--- BEGIN ---

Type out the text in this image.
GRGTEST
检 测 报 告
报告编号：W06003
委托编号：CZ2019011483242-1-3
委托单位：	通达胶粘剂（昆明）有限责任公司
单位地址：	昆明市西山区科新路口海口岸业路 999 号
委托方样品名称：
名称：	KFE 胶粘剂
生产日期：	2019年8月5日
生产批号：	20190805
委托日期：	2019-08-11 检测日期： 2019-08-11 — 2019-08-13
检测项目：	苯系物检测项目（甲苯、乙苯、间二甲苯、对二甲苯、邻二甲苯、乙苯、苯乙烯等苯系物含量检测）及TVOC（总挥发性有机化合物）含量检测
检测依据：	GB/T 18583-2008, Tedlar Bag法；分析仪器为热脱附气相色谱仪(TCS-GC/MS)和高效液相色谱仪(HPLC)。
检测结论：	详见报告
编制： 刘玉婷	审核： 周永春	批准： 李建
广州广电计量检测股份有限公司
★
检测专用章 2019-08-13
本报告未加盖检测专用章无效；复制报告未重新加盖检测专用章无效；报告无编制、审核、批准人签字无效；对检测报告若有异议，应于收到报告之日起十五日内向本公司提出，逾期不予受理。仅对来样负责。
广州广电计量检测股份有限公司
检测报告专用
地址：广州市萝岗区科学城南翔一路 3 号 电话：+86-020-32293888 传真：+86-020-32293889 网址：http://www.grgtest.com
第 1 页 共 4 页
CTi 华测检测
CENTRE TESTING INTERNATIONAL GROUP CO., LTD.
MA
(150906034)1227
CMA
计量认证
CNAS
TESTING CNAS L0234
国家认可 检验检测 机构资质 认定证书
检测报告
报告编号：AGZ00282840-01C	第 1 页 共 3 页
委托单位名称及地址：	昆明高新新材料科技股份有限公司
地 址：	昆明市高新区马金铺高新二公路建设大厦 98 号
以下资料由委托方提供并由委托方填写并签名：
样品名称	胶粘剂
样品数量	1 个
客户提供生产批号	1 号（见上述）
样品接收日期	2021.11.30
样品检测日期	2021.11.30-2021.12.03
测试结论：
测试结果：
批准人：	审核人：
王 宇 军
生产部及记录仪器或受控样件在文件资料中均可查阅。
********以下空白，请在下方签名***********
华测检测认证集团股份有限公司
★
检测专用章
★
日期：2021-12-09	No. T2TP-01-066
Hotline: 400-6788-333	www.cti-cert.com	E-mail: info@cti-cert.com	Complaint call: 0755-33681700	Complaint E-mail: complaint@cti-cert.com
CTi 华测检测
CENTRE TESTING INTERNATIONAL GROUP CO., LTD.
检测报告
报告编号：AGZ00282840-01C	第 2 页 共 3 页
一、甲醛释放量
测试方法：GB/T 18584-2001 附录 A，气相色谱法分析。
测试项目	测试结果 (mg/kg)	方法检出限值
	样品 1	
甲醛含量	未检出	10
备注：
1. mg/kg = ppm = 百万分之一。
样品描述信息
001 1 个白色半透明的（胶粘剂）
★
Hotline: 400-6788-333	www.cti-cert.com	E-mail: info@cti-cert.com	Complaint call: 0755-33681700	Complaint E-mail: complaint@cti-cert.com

--- END ---

The problem
Extract all of the data above and output it character for character.

Complete answer
Type out the text in this image.
GRGTEST
检 测 报 告
报告编号：W06003
委托编号：CZ2019011483242-1-3
委托单位：	通达胶粘剂（昆明）有限责任公司
单位地址：	昆明市西山区科新路口海口岸业路 999 号
委托方样品名称：
名称：	KFE 胶粘剂
生产日期：	2019年8月5日
生产批号：	20190805
委托日期：	2019-08-11 检测日期： 2019-08-11 — 2019-08-13
检测项目：	苯系物检测项目（甲苯、乙苯、间二甲苯、对二甲苯、邻二甲苯、乙苯、苯乙烯等苯系物含量检测）及TVOC（总挥发性有机化合物）含量检测
检测依据：	GB/T 18583-2008, Tedlar Bag法；分析仪器为热脱附气相色谱仪(TCS-GC/MS)和高效液相色谱仪(HPLC)。
检测结论：	详见报告
编制： 刘玉婷	审核： 周永春	批准： 李建
广州广电计量检测股份有限公司
★
检测专用章 2019-08-13
本报告未加盖检测专用章无效；复制报告未重新加盖检测专用章无效；报告无编制、审核、批准人签字无效；对检测报告若有异议，应于收到报告之日起十五日内向本公司提出，逾期不予受理。仅对来样负责。
广州广电计量检测股份有限公司
检测报告专用
地址：广州市萝岗区科学城南翔一路 3 号 电话：+86-020-32293888 传真：+86-020-32293889 网址：http://www.grgtest.com
第 1 页 共 4 页
CTi 华测检测
CENTRE TESTING INTERNATIONAL GROUP CO., LTD.
MA
(150906034)1227
CMA
计量认证
CNAS
TESTING CNAS L0234
国家认可 检验检测 机构资质 认定证书
检测报告
报告编号：AGZ00282840-01C	第 1 页 共 3 页
委托单位名称及地址：	昆明高新新材料科技股份有限公司
地 址：	昆明市高新区马金铺高新二公路建设大厦 98 号
以下资料由委托方提供并由委托方填写并签名：
样品名称	胶粘剂
样品数量	1 个
客户提供生产批号	1 号（见上述）
样品接收日期	2021.11.30
样品检测日期	2021.11.30-2021.12.03
测试结论：
测试结果：
批准人：	审核人：
王 宇 军
生产部及记录仪器或受控样件在文件资料中均可查阅。
********以下空白，请在下方签名***********
华测检测认证集团股份有限公司
★
检测专用章
★
日期：2021-12-09	No. T2TP-01-066
Hotline: 400-6788-333	www.cti-cert.com	E-mail: info@cti-cert.com	Complaint call: 0755-33681700	Complaint E-mail: complaint@cti-cert.com
CTi 华测检测
CENTRE TESTING INTERNATIONAL GROUP CO., LTD.
检测报告
报告编号：AGZ00282840-01C	第 2 页 共 3 页
一、甲醛释放量
测试方法：GB/T 18584-2001 附录 A，气相色谱法分析。
测试项目	测试结果 (mg/kg)	方法检出限值
	样品 1	
甲醛含量	未检出	10
备注：
1. mg/kg = ppm = 百万分之一。
样品描述信息
001 1 个白色半透明的（胶粘剂）
★
Hotline: 400-6788-333	www.cti-cert.com	E-mail: info@cti-cert.com	Complaint call: 0755-33681700	Complaint E-mail: complaint@cti-cert.com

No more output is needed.